Data excerpts:

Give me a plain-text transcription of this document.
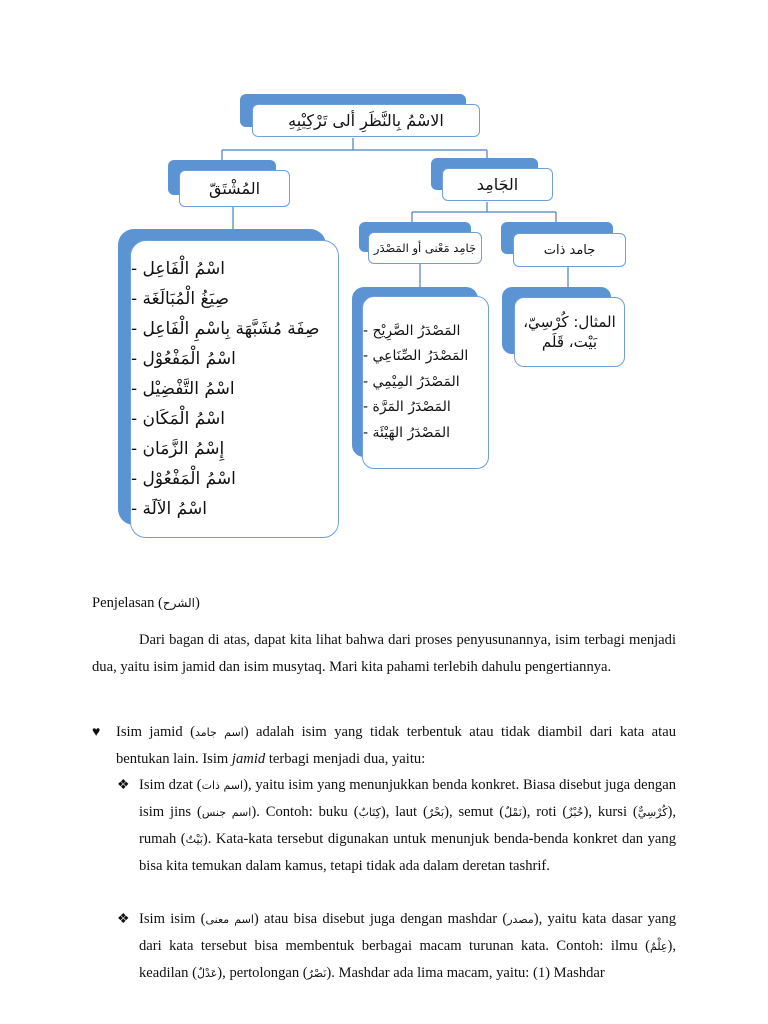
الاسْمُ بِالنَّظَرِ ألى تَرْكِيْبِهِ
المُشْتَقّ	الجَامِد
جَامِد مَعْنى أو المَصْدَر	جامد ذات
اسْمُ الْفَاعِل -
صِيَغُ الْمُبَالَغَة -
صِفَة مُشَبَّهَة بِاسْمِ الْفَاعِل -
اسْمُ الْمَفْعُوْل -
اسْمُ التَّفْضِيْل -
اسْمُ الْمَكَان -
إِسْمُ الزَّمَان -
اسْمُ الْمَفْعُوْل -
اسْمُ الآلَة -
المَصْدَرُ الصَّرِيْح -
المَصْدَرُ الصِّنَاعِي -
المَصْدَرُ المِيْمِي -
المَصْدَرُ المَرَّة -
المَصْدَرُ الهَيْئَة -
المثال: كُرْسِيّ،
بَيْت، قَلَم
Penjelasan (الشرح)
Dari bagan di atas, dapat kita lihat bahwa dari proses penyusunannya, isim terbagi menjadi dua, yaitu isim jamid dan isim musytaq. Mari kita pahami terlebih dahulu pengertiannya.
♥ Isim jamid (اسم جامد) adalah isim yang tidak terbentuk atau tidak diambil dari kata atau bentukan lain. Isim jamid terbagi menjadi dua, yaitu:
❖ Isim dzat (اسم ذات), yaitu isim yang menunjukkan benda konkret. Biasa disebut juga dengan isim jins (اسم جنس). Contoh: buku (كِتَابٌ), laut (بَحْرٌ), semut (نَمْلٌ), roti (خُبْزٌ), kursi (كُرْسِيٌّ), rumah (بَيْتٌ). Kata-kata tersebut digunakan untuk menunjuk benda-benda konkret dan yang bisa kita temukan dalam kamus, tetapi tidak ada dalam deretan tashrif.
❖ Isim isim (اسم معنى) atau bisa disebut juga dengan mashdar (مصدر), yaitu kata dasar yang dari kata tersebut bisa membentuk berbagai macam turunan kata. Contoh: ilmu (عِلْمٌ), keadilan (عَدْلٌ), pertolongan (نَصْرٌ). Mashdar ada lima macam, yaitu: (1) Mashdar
---
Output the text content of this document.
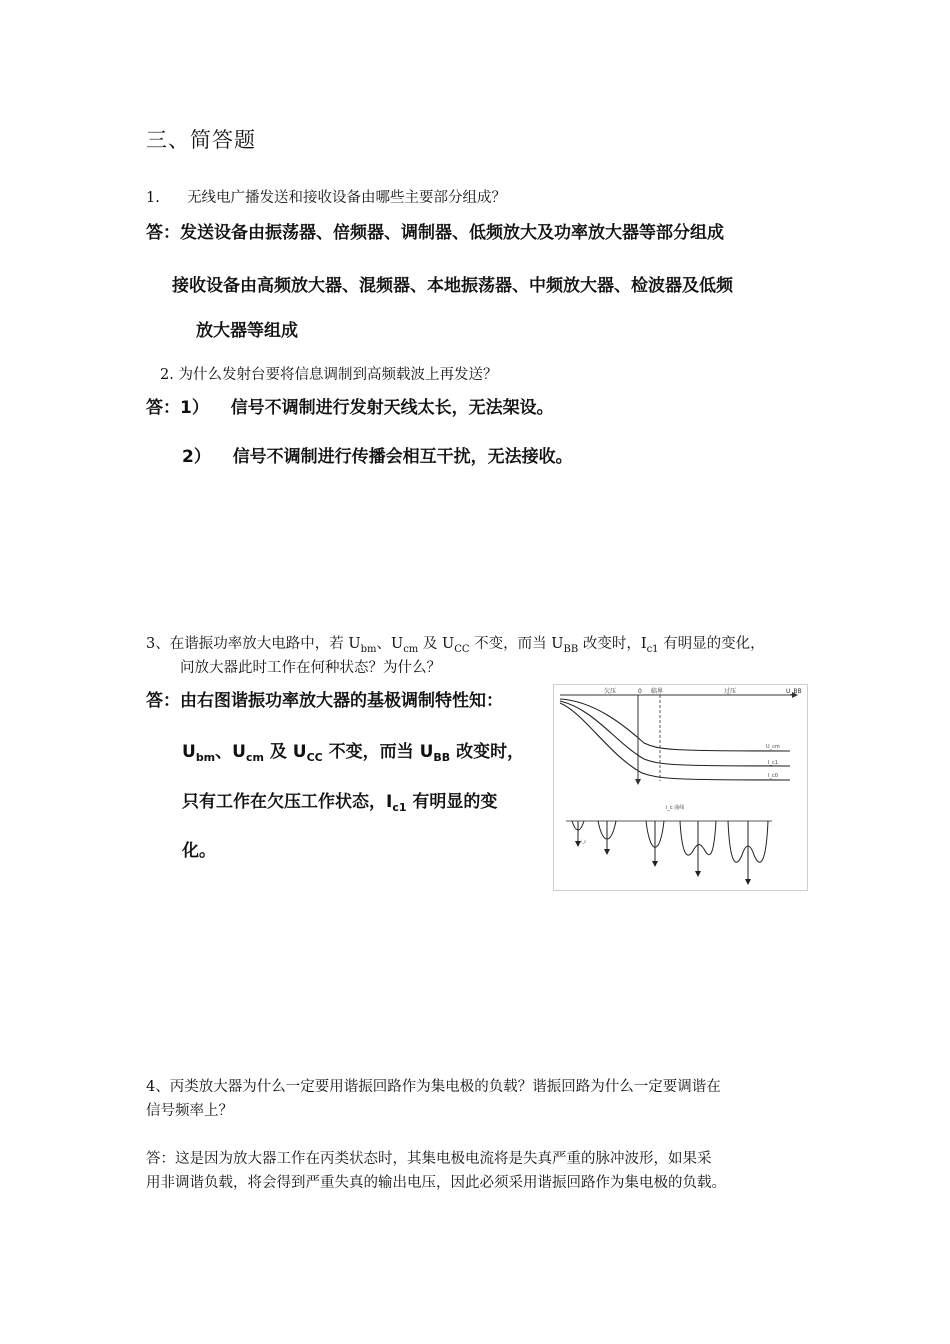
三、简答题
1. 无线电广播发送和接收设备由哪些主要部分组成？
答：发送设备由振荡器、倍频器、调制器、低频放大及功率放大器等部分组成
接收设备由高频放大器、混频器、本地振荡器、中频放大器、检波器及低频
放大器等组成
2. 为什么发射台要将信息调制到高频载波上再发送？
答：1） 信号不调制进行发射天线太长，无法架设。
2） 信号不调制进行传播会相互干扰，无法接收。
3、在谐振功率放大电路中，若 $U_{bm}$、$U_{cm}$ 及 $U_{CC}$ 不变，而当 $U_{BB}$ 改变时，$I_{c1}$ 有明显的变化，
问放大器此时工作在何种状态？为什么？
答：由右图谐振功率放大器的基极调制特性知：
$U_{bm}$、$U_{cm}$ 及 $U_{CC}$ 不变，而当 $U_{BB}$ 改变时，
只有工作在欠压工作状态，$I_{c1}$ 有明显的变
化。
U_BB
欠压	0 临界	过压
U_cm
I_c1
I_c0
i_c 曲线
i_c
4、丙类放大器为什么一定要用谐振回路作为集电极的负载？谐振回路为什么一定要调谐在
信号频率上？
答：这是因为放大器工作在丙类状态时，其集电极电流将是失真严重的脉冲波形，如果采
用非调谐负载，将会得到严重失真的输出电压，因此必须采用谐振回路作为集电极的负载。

Given problem: Check each line of the entries above, and show every one holding the word "jamid".

Response for this exercise:
Dari bagan di atas, dapat kita lihat bahwa dari proses penyusunannya, isim terbagi menjadi dua, yaitu isim jamid dan isim musytaq. Mari kita pahami terlebih dahulu pengertiannya.
♥ Isim jamid (اسم جامد) adalah isim yang tidak terbentuk atau tidak diambil dari kata atau bentukan lain. Isim jamid terbagi menjadi dua, yaitu:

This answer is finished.